Set task:
Output every record below exactly as it appears.

Provided data:
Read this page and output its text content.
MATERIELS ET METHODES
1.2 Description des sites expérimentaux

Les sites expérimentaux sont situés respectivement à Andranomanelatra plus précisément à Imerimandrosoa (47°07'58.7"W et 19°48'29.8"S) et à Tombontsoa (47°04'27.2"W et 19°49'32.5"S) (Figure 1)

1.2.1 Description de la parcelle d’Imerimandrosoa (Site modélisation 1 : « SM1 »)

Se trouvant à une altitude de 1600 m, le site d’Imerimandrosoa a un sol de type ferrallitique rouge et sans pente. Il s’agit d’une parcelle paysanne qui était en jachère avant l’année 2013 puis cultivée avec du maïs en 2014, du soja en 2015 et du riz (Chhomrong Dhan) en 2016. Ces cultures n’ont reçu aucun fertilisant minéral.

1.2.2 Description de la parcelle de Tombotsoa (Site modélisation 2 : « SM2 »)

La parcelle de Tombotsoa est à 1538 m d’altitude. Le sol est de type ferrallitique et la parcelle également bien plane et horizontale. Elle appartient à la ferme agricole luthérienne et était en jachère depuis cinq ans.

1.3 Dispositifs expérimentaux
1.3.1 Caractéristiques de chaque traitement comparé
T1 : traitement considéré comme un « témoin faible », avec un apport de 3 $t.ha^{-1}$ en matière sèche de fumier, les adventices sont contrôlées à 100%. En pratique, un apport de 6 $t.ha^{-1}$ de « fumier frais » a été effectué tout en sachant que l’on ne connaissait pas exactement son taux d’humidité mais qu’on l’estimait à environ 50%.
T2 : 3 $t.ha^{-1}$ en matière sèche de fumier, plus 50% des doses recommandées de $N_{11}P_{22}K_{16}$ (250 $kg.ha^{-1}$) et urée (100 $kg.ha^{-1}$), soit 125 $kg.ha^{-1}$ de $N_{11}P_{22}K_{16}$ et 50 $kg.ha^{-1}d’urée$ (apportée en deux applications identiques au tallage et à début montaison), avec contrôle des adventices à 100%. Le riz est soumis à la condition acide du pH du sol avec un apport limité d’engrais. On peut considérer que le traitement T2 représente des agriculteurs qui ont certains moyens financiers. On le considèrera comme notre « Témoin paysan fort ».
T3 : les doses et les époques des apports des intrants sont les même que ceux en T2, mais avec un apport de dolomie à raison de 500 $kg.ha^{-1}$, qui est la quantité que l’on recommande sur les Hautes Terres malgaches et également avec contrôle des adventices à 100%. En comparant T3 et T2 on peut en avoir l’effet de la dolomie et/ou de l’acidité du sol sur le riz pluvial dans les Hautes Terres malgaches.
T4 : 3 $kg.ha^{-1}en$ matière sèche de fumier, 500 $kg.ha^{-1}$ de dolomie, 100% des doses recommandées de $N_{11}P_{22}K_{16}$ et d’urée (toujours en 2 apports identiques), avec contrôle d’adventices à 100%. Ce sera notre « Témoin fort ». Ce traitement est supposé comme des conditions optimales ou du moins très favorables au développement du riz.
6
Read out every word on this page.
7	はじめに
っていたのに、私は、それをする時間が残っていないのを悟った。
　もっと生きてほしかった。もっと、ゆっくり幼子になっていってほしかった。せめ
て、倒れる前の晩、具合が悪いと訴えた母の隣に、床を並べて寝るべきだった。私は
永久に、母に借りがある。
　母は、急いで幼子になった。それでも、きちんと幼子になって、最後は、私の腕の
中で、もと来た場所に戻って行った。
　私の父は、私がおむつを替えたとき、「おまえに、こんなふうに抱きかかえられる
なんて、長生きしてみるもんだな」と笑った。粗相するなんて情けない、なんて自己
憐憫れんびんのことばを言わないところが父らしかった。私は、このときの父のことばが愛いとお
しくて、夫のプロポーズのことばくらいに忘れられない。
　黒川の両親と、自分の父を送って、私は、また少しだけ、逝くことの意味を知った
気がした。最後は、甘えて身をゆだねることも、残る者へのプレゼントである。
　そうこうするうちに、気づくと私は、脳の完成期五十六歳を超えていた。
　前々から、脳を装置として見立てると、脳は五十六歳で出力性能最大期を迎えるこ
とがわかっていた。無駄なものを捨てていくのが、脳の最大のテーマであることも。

Exercise response:
Read this page and output its text content.
MATERIELS ET METHODES
1.2 Description des sites expérimentaux

Les sites expérimentaux sont situés respectivement à Andranomanelatra plus précisément à Imerimandrosoa (47°07'58.7"W et 19°48'29.8"S) et à Tombontsoa (47°04'27.2"W et 19°49'32.5"S) (Figure 1)

1.2.1 Description de la parcelle d’Imerimandrosoa (Site modélisation 1 : « SM1 »)

Se trouvant à une altitude de 1600 m, le site d’Imerimandrosoa a un sol de type ferrallitique rouge et sans pente. Il s’agit d’une parcelle paysanne qui était en jachère avant l’année 2013 puis cultivée avec du maïs en 2014, du soja en 2015 et du riz (Chhomrong Dhan) en 2016. Ces cultures n’ont reçu aucun fertilisant minéral.

1.2.2 Description de la parcelle de Tombotsoa (Site modélisation 2 : « SM2 »)

La parcelle de Tombotsoa est à 1538 m d’altitude. Le sol est de type ferrallitique et la parcelle également bien plane et horizontale. Elle appartient à la ferme agricole luthérienne et était en jachère depuis cinq ans.

1.3 Dispositifs expérimentaux
1.3.1 Caractéristiques de chaque traitement comparé
T1 : traitement considéré comme un « témoin faible », avec un apport de 3 $t.ha^{-1}$ en matière sèche de fumier, les adventices sont contrôlées à 100%. En pratique, un apport de 6 $t.ha^{-1}$ de « fumier frais » a été effectué tout en sachant que l’on ne connaissait pas exactement son taux d’humidité mais qu’on l’estimait à environ 50%.
T2 : 3 $t.ha^{-1}$ en matière sèche de fumier, plus 50% des doses recommandées de $N_{11}P_{22}K_{16}$ (250 $kg.ha^{-1}$) et urée (100 $kg.ha^{-1}$), soit 125 $kg.ha^{-1}$ de $N_{11}P_{22}K_{16}$ et 50 $kg.ha^{-1}d’urée$ (apportée en deux applications identiques au tallage et à début montaison), avec contrôle des adventices à 100%. Le riz est soumis à la condition acide du pH du sol avec un apport limité d’engrais. On peut considérer que le traitement T2 représente des agriculteurs qui ont certains moyens financiers. On le considèrera comme notre « Témoin paysan fort ».
T3 : les doses et les époques des apports des intrants sont les même que ceux en T2, mais avec un apport de dolomie à raison de 500 $kg.ha^{-1}$, qui est la quantité que l’on recommande sur les Hautes Terres malgaches et également avec contrôle des adventices à 100%. En comparant T3 et T2 on peut en avoir l’effet de la dolomie et/ou de l’acidité du sol sur le riz pluvial dans les Hautes Terres malgaches.
T4 : 3 $kg.ha^{-1}en$ matière sèche de fumier, 500 $kg.ha^{-1}$ de dolomie, 100% des doses recommandées de $N_{11}P_{22}K_{16}$ et d’urée (toujours en 2 apports identiques), avec contrôle d’adventices à 100%. Ce sera notre « Témoin fort ». Ce traitement est supposé comme des conditions optimales ou du moins très favorables au développement du riz.
6
Read out every word on this page.
7	はじめに
っていたのに、私は、それをする時間が残っていないのを悟った。
　もっと生きてほしかった。もっと、ゆっくり幼子になっていってほしかった。せめ
て、倒れる前の晩、具合が悪いと訴えた母の隣に、床を並べて寝るべきだった。私は
永久に、母に借りがある。
　母は、急いで幼子になった。それでも、きちんと幼子になって、最後は、私の腕の
中で、もと来た場所に戻って行った。
　私の父は、私がおむつを替えたとき、「おまえに、こんなふうに抱きかかえられる
なんて、長生きしてみるもんだな」と笑った。粗相するなんて情けない、なんて自己
憐憫れんびんのことばを言わないところが父らしかった。私は、このときの父のことばが愛いとお
しくて、夫のプロポーズのことばくらいに忘れられない。
　黒川の両親と、自分の父を送って、私は、また少しだけ、逝くことの意味を知った
気がした。最後は、甘えて身をゆだねることも、残る者へのプレゼントである。
　そうこうするうちに、気づくと私は、脳の完成期五十六歳を超えていた。
　前々から、脳を装置として見立てると、脳は五十六歳で出力性能最大期を迎えるこ
とがわかっていた。無駄なものを捨てていくのが、脳の最大のテーマであることも。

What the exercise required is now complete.